• [SELECTED EXTRACT]
----------

Are the mental effects of menopause weighing on your mind? Women often experience irritability, anxiety, difficulty concentrating and mood swings as they go through this phase of life. The reason: The decline in levels of estrogen and other hormones that occurs during perimenopause directly affect the neurotransmitters in your brain, explains Holly Thacker, MD, FACP, CCD, director of the Cleveland Clinic Center for Specialized Women’s Health.
It’s important to note that the mood swings of menopause and depression are two separate things. Menopause does not cause depression, nor are there higher rates of depression among menopausal women, Dr. Thacker says. However, she points out that women with prolonged perimenopause are more likely to report having depression. And while menopause may not cause depression, according to a report issued by the Harvard Study of Moods and Cycles, a history of depression may bring on earlier menopause. If you are experiencing a prolonged low mood or deep anxiety, you should speak with your physician and seek treatment specifically for this condition.

----------

• [EXTRACTED MATERIAL]
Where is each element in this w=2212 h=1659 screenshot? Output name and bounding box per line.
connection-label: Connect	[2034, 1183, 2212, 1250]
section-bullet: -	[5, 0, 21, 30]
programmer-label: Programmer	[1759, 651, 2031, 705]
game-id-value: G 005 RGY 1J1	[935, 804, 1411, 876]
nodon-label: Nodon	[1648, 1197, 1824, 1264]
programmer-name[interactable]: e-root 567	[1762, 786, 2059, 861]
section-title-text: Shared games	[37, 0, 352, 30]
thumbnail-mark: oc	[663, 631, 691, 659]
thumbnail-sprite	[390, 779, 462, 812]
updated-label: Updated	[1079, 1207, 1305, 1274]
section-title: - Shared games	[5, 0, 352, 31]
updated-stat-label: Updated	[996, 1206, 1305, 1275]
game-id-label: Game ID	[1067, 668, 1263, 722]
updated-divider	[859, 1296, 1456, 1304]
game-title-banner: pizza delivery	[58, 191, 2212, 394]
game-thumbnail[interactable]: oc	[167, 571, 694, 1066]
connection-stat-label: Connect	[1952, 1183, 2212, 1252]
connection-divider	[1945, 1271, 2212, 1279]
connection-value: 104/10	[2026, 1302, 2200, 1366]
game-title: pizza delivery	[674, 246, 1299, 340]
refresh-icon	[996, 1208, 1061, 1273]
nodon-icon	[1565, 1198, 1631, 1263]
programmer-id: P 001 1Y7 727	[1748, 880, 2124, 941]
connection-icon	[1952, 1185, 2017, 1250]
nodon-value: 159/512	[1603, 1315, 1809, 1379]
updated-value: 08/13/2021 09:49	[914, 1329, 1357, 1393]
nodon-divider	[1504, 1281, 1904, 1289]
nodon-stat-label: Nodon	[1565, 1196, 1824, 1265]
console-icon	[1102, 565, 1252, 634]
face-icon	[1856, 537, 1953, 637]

----------

• [YOUR ASSIGNMENT]
Write out the stretch of the text on menopause and mood from "It’s important to" through "for this condition.". The lines are separate material and have no connection to the text about menopause and mood.

• [RESULT FOR THIS EXERCISE]
It’s important to note that the mood swings of menopause and depression are two separate things. Menopause does not cause depression, nor are there higher rates of depression among menopausal women, Dr. Thacker says. However, she points out that women with prolonged perimenopause are more likely to report having depression. And while menopause may not cause depression, according to a report issued by the Harvard Study of Moods and Cycles, a history of depression may bring on earlier menopause. If you are experiencing a prolonged low mood or deep anxiety, you should speak with your physician and seek treatment specifically for this condition.